* Begin SUPPLIED INFORMATION *

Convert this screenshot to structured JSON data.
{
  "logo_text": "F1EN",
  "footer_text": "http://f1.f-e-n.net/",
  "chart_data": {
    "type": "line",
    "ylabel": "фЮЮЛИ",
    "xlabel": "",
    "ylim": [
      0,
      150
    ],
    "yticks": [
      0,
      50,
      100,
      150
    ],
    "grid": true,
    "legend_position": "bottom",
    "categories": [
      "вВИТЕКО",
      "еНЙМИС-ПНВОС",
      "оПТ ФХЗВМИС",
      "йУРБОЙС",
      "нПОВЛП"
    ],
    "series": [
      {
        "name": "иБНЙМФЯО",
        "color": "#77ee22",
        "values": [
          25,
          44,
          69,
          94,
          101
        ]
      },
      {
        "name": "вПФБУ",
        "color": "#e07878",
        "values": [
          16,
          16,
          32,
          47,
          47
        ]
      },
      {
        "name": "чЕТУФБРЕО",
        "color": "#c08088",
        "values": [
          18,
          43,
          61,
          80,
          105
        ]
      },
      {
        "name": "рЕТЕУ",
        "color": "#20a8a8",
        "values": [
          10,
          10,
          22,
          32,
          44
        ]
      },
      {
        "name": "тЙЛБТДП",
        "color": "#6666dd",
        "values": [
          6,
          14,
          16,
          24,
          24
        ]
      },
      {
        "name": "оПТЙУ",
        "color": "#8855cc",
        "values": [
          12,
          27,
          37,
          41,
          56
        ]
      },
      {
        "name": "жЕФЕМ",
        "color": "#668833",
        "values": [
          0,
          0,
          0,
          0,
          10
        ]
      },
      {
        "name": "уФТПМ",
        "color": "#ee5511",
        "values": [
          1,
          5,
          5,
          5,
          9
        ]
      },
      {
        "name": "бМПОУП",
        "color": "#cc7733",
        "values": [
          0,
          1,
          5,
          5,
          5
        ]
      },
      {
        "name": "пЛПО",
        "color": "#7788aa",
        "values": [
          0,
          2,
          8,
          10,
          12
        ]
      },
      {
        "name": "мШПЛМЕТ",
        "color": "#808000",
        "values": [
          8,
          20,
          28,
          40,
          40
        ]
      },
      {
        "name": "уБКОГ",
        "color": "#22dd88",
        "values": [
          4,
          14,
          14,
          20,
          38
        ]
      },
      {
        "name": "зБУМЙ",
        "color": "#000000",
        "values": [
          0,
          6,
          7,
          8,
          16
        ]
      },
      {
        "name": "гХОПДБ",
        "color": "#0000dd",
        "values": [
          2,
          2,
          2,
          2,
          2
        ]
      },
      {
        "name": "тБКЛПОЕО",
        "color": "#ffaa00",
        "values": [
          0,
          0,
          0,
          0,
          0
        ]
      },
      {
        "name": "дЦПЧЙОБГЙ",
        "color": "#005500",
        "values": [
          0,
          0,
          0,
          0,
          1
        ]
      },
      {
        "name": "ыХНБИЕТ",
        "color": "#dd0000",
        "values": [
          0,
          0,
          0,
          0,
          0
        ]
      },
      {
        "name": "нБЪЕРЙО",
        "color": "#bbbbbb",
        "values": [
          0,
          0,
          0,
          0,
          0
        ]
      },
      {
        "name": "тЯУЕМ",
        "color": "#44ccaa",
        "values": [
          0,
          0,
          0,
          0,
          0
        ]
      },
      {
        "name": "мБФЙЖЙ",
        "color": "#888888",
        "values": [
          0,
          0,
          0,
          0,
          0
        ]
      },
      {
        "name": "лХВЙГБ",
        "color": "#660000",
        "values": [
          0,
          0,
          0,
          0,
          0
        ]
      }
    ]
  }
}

* End SUPPLIED INFORMATION *
* Begin SUPPLIED INFORMATION *

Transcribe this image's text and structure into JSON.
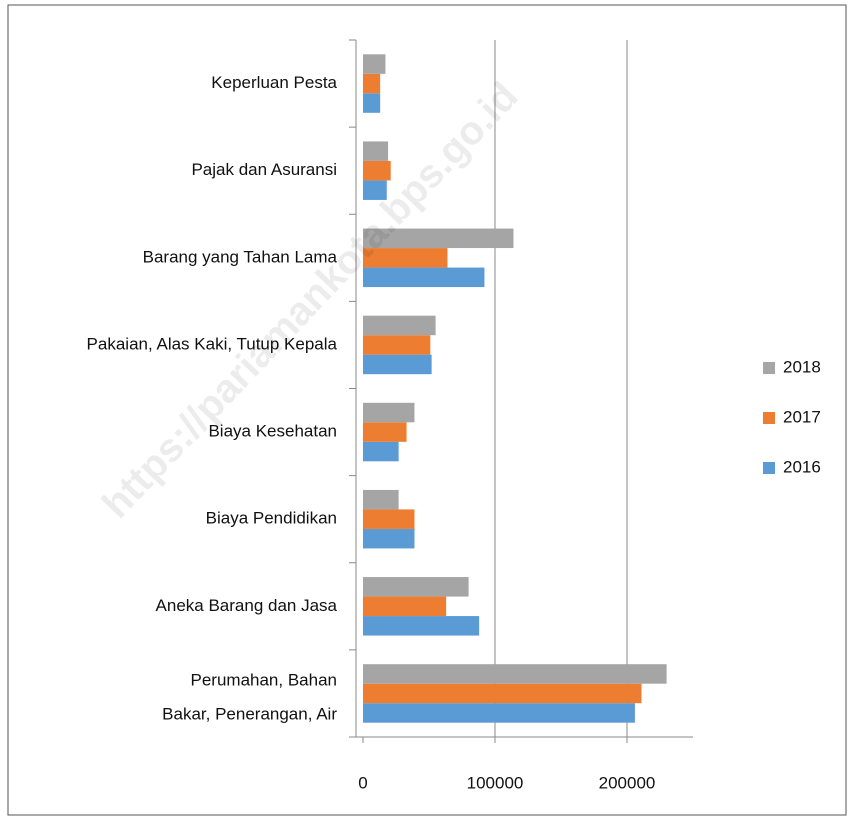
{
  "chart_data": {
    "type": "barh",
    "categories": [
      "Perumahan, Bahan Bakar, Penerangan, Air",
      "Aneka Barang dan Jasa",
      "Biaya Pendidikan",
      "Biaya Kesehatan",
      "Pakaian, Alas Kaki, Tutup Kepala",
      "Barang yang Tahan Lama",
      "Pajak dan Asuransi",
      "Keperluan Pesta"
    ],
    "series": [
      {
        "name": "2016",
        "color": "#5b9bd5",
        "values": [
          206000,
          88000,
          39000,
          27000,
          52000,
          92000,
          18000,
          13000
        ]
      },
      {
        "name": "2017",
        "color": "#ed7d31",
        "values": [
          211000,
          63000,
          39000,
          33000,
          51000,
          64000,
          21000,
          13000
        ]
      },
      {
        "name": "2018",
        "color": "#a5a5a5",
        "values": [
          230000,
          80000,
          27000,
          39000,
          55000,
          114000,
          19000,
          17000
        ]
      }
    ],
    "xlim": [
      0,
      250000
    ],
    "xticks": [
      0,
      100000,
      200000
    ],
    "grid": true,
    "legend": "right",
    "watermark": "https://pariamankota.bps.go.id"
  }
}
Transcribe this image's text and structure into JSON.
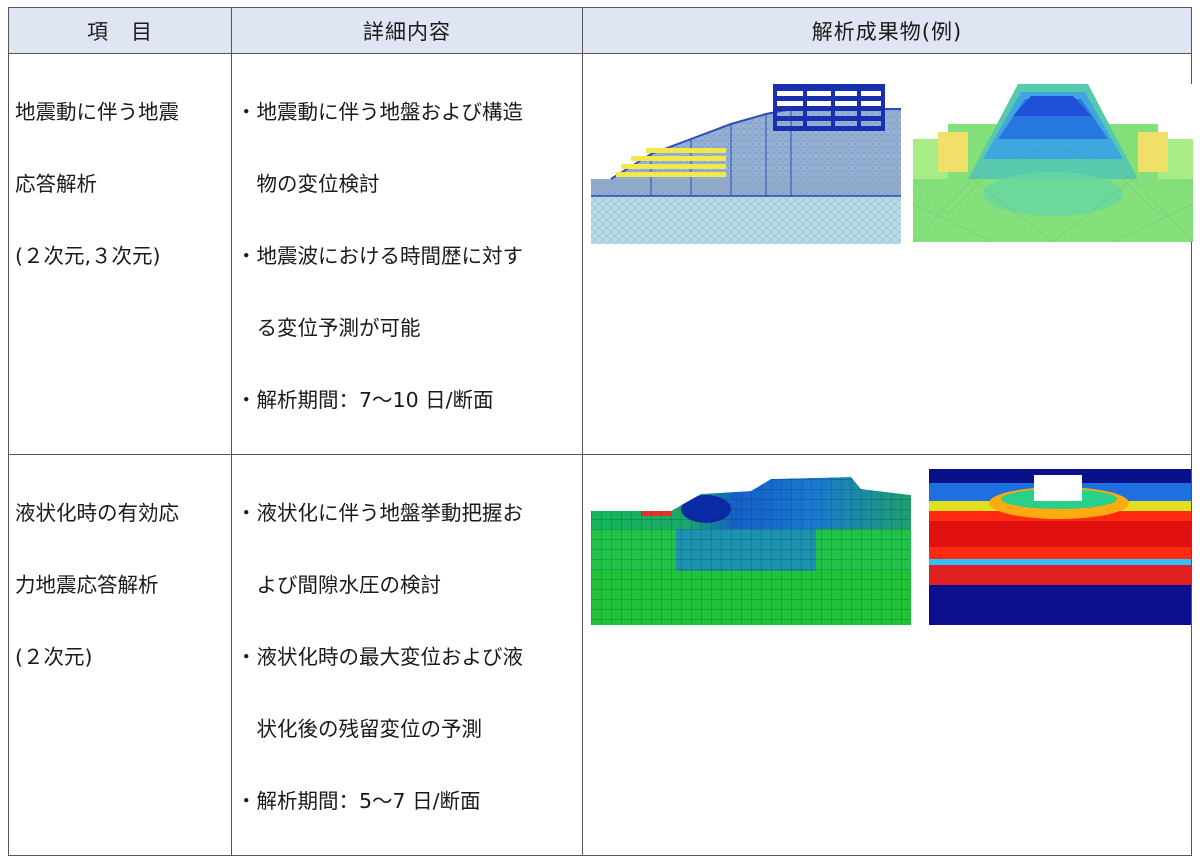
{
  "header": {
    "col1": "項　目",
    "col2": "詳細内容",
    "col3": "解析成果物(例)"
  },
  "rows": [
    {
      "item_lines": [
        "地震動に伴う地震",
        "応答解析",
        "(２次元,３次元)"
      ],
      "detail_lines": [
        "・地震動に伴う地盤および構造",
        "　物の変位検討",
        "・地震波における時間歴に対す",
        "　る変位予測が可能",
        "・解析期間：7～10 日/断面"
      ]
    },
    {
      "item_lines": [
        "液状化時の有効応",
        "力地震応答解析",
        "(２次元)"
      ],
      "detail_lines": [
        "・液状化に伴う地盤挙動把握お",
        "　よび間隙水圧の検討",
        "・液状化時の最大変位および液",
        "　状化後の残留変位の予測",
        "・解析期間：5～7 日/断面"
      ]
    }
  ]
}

* End SUPPLIED INFORMATION *
* Begin SUPPLIED INFORMATION *

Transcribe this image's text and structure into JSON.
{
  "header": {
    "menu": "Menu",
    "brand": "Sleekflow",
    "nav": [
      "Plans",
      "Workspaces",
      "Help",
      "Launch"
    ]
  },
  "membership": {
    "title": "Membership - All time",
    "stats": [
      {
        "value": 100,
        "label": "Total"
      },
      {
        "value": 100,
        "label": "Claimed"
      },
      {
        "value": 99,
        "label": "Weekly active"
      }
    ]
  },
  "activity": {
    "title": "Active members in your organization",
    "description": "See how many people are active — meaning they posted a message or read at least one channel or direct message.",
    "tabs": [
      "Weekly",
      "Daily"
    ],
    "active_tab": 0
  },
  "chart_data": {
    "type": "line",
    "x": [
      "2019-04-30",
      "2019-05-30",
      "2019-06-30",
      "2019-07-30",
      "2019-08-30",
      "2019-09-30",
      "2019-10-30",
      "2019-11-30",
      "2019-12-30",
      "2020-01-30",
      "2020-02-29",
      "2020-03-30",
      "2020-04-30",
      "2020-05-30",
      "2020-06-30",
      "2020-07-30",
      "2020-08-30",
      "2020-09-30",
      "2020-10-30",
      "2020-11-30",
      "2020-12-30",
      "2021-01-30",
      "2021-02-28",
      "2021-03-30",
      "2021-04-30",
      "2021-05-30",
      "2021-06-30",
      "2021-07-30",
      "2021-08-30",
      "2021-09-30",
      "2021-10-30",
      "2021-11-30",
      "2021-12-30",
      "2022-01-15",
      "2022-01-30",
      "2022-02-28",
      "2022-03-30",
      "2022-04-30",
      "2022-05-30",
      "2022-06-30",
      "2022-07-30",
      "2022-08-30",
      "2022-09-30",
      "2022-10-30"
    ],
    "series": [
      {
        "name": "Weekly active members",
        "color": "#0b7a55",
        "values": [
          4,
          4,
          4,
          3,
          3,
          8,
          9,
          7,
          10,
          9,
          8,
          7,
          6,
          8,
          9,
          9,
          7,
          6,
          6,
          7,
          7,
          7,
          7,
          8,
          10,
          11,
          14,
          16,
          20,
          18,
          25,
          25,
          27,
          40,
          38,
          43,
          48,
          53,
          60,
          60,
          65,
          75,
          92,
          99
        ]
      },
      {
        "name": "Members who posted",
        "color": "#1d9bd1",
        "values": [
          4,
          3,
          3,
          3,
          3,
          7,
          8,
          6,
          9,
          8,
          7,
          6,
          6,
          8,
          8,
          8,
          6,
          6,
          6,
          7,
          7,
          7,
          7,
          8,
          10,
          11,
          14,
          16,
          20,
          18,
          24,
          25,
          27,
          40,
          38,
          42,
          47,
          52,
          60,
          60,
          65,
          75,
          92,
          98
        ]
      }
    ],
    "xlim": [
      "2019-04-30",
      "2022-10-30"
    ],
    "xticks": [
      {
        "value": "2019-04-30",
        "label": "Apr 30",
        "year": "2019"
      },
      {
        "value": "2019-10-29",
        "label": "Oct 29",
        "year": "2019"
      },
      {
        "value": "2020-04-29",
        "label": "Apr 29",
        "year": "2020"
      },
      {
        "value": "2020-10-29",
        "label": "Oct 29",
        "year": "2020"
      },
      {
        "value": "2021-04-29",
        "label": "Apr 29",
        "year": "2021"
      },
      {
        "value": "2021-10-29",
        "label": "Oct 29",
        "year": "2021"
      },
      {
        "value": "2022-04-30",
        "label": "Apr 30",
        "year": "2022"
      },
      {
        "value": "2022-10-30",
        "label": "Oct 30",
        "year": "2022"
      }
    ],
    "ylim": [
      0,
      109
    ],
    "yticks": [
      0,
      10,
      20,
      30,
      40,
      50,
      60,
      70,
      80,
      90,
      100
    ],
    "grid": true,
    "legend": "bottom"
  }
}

* End SUPPLIED INFORMATION *

▸ **GIVEN PROBLEM**
List the lines of the material in which the word "Barang" occurs.

▸ **RESULT OF THE TASK**
      "Aneka Barang dan Jasa",
      "Barang yang Tahan Lama",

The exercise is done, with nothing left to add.